Given instruction: Retype the whole listing below, character for character.

Given data:
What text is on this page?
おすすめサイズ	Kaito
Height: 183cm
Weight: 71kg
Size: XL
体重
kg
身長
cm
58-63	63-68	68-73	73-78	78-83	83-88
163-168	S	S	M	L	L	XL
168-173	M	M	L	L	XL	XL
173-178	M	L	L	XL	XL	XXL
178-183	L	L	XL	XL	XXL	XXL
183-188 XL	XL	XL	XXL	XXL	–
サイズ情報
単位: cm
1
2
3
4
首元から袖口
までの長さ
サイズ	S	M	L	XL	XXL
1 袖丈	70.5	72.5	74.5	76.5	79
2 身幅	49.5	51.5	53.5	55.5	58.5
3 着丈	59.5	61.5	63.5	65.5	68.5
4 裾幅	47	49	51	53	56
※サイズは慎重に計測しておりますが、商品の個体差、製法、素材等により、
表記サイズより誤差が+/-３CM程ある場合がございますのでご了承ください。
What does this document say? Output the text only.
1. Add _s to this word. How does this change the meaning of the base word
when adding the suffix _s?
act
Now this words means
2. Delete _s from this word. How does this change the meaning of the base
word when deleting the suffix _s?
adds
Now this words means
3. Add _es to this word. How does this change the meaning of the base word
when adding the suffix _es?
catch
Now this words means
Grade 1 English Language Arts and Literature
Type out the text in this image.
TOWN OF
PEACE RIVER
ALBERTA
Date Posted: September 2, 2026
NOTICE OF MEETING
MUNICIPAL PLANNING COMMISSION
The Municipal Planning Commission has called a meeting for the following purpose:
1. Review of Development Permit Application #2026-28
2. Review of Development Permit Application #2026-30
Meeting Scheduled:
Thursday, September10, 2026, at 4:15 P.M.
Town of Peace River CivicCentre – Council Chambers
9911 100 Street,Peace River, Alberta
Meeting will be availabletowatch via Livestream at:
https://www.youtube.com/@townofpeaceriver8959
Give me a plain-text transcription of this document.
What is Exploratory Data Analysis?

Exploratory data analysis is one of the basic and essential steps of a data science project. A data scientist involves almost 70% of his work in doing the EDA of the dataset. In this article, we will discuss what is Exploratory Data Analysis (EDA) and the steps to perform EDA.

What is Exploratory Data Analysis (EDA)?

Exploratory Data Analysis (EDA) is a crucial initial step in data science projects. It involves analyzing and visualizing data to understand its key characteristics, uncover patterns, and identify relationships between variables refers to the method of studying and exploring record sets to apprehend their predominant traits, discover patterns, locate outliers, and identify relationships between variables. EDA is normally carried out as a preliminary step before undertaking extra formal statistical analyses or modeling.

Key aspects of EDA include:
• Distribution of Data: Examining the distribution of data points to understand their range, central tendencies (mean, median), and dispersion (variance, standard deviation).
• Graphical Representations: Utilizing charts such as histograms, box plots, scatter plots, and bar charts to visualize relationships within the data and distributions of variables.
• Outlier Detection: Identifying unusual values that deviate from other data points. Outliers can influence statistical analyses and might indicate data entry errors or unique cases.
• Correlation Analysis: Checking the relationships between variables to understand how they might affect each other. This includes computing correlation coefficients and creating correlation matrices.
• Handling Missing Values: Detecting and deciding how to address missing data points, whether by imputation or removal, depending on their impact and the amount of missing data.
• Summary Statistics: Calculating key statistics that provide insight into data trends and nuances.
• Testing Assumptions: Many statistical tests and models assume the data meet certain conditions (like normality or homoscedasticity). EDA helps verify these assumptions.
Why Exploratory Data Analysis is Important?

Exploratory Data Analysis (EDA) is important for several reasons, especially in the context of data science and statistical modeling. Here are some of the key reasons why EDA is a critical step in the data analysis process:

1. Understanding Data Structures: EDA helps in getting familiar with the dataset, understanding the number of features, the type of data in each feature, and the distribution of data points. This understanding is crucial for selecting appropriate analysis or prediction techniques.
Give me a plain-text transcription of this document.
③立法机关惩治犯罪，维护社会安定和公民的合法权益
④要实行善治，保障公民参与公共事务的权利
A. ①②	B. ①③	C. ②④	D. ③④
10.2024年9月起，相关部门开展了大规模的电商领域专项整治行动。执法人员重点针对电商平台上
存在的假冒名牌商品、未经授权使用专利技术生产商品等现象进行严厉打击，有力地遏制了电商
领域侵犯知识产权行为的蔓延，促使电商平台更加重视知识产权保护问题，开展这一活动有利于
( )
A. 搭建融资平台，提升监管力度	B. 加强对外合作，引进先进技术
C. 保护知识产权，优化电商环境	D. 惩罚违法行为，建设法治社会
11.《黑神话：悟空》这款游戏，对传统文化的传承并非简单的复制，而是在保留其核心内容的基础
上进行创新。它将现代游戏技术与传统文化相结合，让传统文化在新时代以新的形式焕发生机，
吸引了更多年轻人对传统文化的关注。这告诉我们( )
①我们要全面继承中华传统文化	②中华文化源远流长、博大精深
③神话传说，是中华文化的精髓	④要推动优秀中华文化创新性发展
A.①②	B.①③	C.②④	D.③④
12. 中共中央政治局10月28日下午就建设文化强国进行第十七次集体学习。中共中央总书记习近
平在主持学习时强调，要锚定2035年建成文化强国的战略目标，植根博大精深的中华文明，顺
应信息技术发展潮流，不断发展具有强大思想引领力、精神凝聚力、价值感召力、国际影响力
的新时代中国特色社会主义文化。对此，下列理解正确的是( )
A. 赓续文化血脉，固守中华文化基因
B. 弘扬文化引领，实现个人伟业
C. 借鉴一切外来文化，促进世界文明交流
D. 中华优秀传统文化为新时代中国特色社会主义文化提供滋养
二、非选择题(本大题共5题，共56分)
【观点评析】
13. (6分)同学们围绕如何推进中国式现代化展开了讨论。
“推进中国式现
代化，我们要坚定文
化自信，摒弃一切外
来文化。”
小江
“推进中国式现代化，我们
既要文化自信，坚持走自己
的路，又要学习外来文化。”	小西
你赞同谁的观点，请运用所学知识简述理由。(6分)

Solved problem:
What text is on this page?
おすすめサイズ	Kaito
Height: 183cm
Weight: 71kg
Size: XL
体重
kg
身長
cm
58-63	63-68	68-73	73-78	78-83	83-88
163-168	S	S	M	L	L	XL
168-173	M	M	L	L	XL	XL
173-178	M	L	L	XL	XL	XXL
178-183	L	L	XL	XL	XXL	XXL
183-188 XL	XL	XL	XXL	XXL	–
サイズ情報
単位: cm
1
2
3
4
首元から袖口
までの長さ
サイズ	S	M	L	XL	XXL
1 袖丈	70.5	72.5	74.5	76.5	79
2 身幅	49.5	51.5	53.5	55.5	58.5
3 着丈	59.5	61.5	63.5	65.5	68.5
4 裾幅	47	49	51	53	56
※サイズは慎重に計測しておりますが、商品の個体差、製法、素材等により、
表記サイズより誤差が+/-３CM程ある場合がございますのでご了承ください。
What does this document say? Output the text only.
1. Add _s to this word. How does this change the meaning of the base word
when adding the suffix _s?
act
Now this words means
2. Delete _s from this word. How does this change the meaning of the base
word when deleting the suffix _s?
adds
Now this words means
3. Add _es to this word. How does this change the meaning of the base word
when adding the suffix _es?
catch
Now this words means
Grade 1 English Language Arts and Literature
Type out the text in this image.
TOWN OF
PEACE RIVER
ALBERTA
Date Posted: September 2, 2026
NOTICE OF MEETING
MUNICIPAL PLANNING COMMISSION
The Municipal Planning Commission has called a meeting for the following purpose:
1. Review of Development Permit Application #2026-28
2. Review of Development Permit Application #2026-30
Meeting Scheduled:
Thursday, September10, 2026, at 4:15 P.M.
Town of Peace River CivicCentre – Council Chambers
9911 100 Street,Peace River, Alberta
Meeting will be availabletowatch via Livestream at:
https://www.youtube.com/@townofpeaceriver8959
Give me a plain-text transcription of this document.
What is Exploratory Data Analysis?

Exploratory data analysis is one of the basic and essential steps of a data science project. A data scientist involves almost 70% of his work in doing the EDA of the dataset. In this article, we will discuss what is Exploratory Data Analysis (EDA) and the steps to perform EDA.

What is Exploratory Data Analysis (EDA)?

Exploratory Data Analysis (EDA) is a crucial initial step in data science projects. It involves analyzing and visualizing data to understand its key characteristics, uncover patterns, and identify relationships between variables refers to the method of studying and exploring record sets to apprehend their predominant traits, discover patterns, locate outliers, and identify relationships between variables. EDA is normally carried out as a preliminary step before undertaking extra formal statistical analyses or modeling.

Key aspects of EDA include:
• Distribution of Data: Examining the distribution of data points to understand their range, central tendencies (mean, median), and dispersion (variance, standard deviation).
• Graphical Representations: Utilizing charts such as histograms, box plots, scatter plots, and bar charts to visualize relationships within the data and distributions of variables.
• Outlier Detection: Identifying unusual values that deviate from other data points. Outliers can influence statistical analyses and might indicate data entry errors or unique cases.
• Correlation Analysis: Checking the relationships between variables to understand how they might affect each other. This includes computing correlation coefficients and creating correlation matrices.
• Handling Missing Values: Detecting and deciding how to address missing data points, whether by imputation or removal, depending on their impact and the amount of missing data.
• Summary Statistics: Calculating key statistics that provide insight into data trends and nuances.
• Testing Assumptions: Many statistical tests and models assume the data meet certain conditions (like normality or homoscedasticity). EDA helps verify these assumptions.
Why Exploratory Data Analysis is Important?

Exploratory Data Analysis (EDA) is important for several reasons, especially in the context of data science and statistical modeling. Here are some of the key reasons why EDA is a critical step in the data analysis process:

1. Understanding Data Structures: EDA helps in getting familiar with the dataset, understanding the number of features, the type of data in each feature, and the distribution of data points. This understanding is crucial for selecting appropriate analysis or prediction techniques.
Give me a plain-text transcription of this document.
③立法机关惩治犯罪，维护社会安定和公民的合法权益
④要实行善治，保障公民参与公共事务的权利
A. ①②	B. ①③	C. ②④	D. ③④
10.2024年9月起，相关部门开展了大规模的电商领域专项整治行动。执法人员重点针对电商平台上
存在的假冒名牌商品、未经授权使用专利技术生产商品等现象进行严厉打击，有力地遏制了电商
领域侵犯知识产权行为的蔓延，促使电商平台更加重视知识产权保护问题，开展这一活动有利于
( )
A. 搭建融资平台，提升监管力度	B. 加强对外合作，引进先进技术
C. 保护知识产权，优化电商环境	D. 惩罚违法行为，建设法治社会
11.《黑神话：悟空》这款游戏，对传统文化的传承并非简单的复制，而是在保留其核心内容的基础
上进行创新。它将现代游戏技术与传统文化相结合，让传统文化在新时代以新的形式焕发生机，
吸引了更多年轻人对传统文化的关注。这告诉我们( )
①我们要全面继承中华传统文化	②中华文化源远流长、博大精深
③神话传说，是中华文化的精髓	④要推动优秀中华文化创新性发展
A.①②	B.①③	C.②④	D.③④
12. 中共中央政治局10月28日下午就建设文化强国进行第十七次集体学习。中共中央总书记习近
平在主持学习时强调，要锚定2035年建成文化强国的战略目标，植根博大精深的中华文明，顺
应信息技术发展潮流，不断发展具有强大思想引领力、精神凝聚力、价值感召力、国际影响力
的新时代中国特色社会主义文化。对此，下列理解正确的是( )
A. 赓续文化血脉，固守中华文化基因
B. 弘扬文化引领，实现个人伟业
C. 借鉴一切外来文化，促进世界文明交流
D. 中华优秀传统文化为新时代中国特色社会主义文化提供滋养
二、非选择题(本大题共5题，共56分)
【观点评析】
13. (6分)同学们围绕如何推进中国式现代化展开了讨论。
“推进中国式现
代化，我们要坚定文
化自信，摒弃一切外
来文化。”
小江
“推进中国式现代化，我们
既要文化自信，坚持走自己
的路，又要学习外来文化。”	小西
你赞同谁的观点，请运用所学知识简述理由。(6分)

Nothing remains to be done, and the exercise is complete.